WORK INSTRUCTIONS = Convert every line of the records below into a JSON list of strings, with one string per line and no blank lines.

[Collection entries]

※ ※ ※

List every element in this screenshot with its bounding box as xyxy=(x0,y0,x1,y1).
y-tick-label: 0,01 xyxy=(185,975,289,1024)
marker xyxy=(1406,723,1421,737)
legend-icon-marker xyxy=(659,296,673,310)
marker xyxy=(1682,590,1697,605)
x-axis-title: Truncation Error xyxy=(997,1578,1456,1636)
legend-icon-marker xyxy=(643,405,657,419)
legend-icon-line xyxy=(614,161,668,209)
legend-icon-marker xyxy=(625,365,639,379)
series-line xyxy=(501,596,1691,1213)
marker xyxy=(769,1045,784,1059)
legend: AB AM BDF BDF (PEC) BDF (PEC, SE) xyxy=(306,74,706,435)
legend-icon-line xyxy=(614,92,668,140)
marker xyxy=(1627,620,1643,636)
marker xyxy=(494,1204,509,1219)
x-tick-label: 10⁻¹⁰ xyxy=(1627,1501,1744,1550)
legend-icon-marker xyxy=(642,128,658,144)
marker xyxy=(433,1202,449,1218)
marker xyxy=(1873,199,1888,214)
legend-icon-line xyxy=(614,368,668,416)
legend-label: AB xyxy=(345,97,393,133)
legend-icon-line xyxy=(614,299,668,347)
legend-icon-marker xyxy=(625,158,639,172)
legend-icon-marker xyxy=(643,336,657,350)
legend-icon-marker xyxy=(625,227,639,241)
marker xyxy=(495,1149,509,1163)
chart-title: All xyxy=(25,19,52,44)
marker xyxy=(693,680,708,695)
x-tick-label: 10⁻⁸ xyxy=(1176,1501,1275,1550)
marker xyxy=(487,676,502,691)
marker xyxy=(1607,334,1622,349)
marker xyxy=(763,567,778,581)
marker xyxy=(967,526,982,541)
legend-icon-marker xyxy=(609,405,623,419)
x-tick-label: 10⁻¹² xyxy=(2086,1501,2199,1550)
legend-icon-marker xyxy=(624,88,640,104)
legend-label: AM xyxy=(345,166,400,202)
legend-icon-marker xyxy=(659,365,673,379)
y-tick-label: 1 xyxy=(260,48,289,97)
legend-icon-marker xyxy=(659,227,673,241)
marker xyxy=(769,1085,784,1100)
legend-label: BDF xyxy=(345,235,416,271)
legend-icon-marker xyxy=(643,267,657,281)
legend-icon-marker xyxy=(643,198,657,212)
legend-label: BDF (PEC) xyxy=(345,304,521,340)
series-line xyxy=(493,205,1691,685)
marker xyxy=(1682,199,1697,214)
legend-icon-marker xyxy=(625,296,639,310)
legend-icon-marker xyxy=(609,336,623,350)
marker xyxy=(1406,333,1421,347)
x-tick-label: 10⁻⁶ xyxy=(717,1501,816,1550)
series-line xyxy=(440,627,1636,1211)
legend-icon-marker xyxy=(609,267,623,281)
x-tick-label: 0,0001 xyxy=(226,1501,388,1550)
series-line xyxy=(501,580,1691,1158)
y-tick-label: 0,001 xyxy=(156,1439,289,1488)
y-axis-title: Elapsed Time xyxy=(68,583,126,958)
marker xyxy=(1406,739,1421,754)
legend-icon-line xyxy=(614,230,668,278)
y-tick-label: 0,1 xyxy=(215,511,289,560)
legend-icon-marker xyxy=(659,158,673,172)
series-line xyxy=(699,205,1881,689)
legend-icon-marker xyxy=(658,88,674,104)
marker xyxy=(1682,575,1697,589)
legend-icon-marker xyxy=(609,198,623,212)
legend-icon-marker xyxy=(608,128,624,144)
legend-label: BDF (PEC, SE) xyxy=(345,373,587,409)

※ ※ ※

SOLUTION =
[
  "List every element in this screenshot with its bounding box as xyxy=(x0,y0,x1,y1).",
  "y-tick-label: 0,01 xyxy=(185,975,289,1024)",
  "marker xyxy=(1406,723,1421,737)",
  "legend-icon-marker xyxy=(659,296,673,310)",
  "marker xyxy=(1682,590,1697,605)",
  "x-axis-title: Truncation Error xyxy=(997,1578,1456,1636)",
  "legend-icon-marker xyxy=(643,405,657,419)",
  "legend-icon-line xyxy=(614,161,668,209)",
  "legend-icon-marker xyxy=(625,365,639,379)",
  "series-line xyxy=(501,596,1691,1213)",
  "marker xyxy=(769,1045,784,1059)",
  "legend: AB AM BDF BDF (PEC) BDF (PEC, SE) xyxy=(306,74,706,435)",
  "legend-icon-line xyxy=(614,92,668,140)",
  "marker xyxy=(1627,620,1643,636)",
  "marker xyxy=(494,1204,509,1219)",
  "x-tick-label: 10⁻¹⁰ xyxy=(1627,1501,1744,1550)",
  "legend-icon-marker xyxy=(642,128,658,144)",
  "marker xyxy=(433,1202,449,1218)",
  "marker xyxy=(1873,199,1888,214)",
  "legend-icon-line xyxy=(614,368,668,416)",
  "legend-label: AB xyxy=(345,97,393,133)",
  "legend-icon-line xyxy=(614,299,668,347)",
  "legend-icon-marker xyxy=(625,158,639,172)",
  "legend-icon-marker xyxy=(643,336,657,350)",
  "legend-icon-marker xyxy=(625,227,639,241)",
  "marker xyxy=(495,1149,509,1163)",
  "chart-title: All xyxy=(25,19,52,44)",
  "marker xyxy=(693,680,708,695)",
  "x-tick-label: 10⁻⁸ xyxy=(1176,1501,1275,1550)",
  "marker xyxy=(487,676,502,691)",
  "marker xyxy=(1607,334,1622,349)",
  "marker xyxy=(763,567,778,581)",
  "marker xyxy=(967,526,982,541)",
  "legend-icon-marker xyxy=(609,405,623,419)",
  "x-tick-label: 10⁻¹² xyxy=(2086,1501,2199,1550)",
  "legend-icon-marker xyxy=(624,88,640,104)",
  "legend-label: AM xyxy=(345,166,400,202)",
  "legend-icon-marker xyxy=(659,365,673,379)",
  "y-tick-label: 1 xyxy=(260,48,289,97)",
  "legend-icon-marker xyxy=(659,227,673,241)",
  "marker xyxy=(769,1085,784,1100)",
  "legend-label: BDF xyxy=(345,235,416,271)",
  "legend-icon-marker xyxy=(643,267,657,281)",
  "legend-icon-marker xyxy=(643,198,657,212)",
  "legend-label: BDF (PEC) xyxy=(345,304,521,340)",
  "series-line xyxy=(493,205,1691,685)",
  "marker xyxy=(1682,199,1697,214)",
  "legend-icon-marker xyxy=(625,296,639,310)",
  "legend-icon-marker xyxy=(609,336,623,350)",
  "marker xyxy=(1406,333,1421,347)",
  "x-tick-label: 10⁻⁶ xyxy=(717,1501,816,1550)",
  "series-line xyxy=(440,627,1636,1211)",
  "legend-icon-marker xyxy=(609,267,623,281)",
  "x-tick-label: 0,0001 xyxy=(226,1501,388,1550)",
  "series-line xyxy=(501,580,1691,1158)",
  "y-tick-label: 0,001 xyxy=(156,1439,289,1488)",
  "y-axis-title: Elapsed Time xyxy=(68,583,126,958)",
  "marker xyxy=(1406,739,1421,754)",
  "legend-icon-line xyxy=(614,230,668,278)",
  "y-tick-label: 0,1 xyxy=(215,511,289,560)",
  "legend-icon-marker xyxy=(659,158,673,172)",
  "series-line xyxy=(699,205,1881,689)",
  "legend-icon-marker xyxy=(658,88,674,104)",
  "marker xyxy=(1682,575,1697,589)",
  "legend-icon-marker xyxy=(609,198,623,212)",
  "legend-icon-marker xyxy=(608,128,624,144)",
  "legend-label: BDF (PEC, SE) xyxy=(345,373,587,409)"
]